[Begin Records]
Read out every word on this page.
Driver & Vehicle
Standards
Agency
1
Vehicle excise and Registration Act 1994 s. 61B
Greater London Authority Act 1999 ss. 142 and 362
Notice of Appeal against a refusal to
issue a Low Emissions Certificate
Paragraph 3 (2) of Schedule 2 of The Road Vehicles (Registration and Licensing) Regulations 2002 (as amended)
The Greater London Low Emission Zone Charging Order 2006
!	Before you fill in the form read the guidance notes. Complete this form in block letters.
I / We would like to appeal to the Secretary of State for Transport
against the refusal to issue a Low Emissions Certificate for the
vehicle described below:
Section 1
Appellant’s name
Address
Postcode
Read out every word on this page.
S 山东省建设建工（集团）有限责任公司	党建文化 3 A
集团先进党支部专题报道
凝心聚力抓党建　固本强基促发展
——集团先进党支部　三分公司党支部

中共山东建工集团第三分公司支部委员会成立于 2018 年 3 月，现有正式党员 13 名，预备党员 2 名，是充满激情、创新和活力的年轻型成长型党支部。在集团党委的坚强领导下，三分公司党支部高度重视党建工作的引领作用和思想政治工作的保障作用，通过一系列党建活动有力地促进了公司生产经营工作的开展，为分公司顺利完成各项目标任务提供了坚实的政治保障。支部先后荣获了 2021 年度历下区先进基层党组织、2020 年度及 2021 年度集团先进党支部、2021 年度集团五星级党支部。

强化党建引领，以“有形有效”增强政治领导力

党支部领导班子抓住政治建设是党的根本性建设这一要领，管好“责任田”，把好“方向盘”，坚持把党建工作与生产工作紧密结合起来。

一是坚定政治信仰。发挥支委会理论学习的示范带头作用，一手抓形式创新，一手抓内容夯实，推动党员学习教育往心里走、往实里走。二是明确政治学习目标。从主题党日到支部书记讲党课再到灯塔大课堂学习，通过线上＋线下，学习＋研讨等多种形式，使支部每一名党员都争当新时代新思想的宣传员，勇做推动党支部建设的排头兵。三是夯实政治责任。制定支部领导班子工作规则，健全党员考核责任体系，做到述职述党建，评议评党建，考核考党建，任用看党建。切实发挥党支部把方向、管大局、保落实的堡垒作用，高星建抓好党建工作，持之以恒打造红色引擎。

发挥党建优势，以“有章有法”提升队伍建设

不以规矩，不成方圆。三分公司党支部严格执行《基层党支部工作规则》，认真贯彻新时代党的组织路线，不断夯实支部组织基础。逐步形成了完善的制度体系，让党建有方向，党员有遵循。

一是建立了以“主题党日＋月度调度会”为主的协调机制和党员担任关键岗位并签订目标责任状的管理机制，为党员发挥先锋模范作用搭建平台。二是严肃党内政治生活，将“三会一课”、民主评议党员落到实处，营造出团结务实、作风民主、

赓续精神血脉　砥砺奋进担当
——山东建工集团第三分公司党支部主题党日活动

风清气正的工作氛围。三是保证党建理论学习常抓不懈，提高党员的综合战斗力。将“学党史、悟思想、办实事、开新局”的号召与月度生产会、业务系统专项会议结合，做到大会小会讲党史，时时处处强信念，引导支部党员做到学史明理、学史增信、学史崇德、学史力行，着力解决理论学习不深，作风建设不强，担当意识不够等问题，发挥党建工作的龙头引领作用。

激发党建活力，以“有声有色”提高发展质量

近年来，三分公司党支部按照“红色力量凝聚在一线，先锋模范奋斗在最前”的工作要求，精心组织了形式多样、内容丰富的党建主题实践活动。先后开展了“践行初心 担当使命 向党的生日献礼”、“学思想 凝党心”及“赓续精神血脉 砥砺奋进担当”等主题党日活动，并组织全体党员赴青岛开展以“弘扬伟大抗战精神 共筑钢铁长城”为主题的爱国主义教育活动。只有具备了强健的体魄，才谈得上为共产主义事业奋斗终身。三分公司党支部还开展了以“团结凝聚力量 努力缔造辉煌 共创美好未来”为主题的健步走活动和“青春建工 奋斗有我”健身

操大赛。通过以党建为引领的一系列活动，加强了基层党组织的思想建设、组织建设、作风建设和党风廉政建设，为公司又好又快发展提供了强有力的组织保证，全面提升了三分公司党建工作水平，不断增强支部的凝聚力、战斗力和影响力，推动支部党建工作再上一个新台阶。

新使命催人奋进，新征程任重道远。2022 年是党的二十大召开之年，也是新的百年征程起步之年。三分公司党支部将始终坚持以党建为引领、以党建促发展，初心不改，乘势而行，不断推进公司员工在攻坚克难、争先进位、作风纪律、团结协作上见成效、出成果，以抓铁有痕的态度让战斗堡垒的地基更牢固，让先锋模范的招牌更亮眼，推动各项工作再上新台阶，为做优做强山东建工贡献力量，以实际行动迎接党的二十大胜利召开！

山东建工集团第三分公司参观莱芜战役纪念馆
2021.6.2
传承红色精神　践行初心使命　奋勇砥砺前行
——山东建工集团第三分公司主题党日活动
[End Records]
Task to complete:
Report all lines of the data that include the word "refusal".

Final answer:
Notice of Appeal against a refusal to
against the refusal to issue a Low Emissions Certificate for the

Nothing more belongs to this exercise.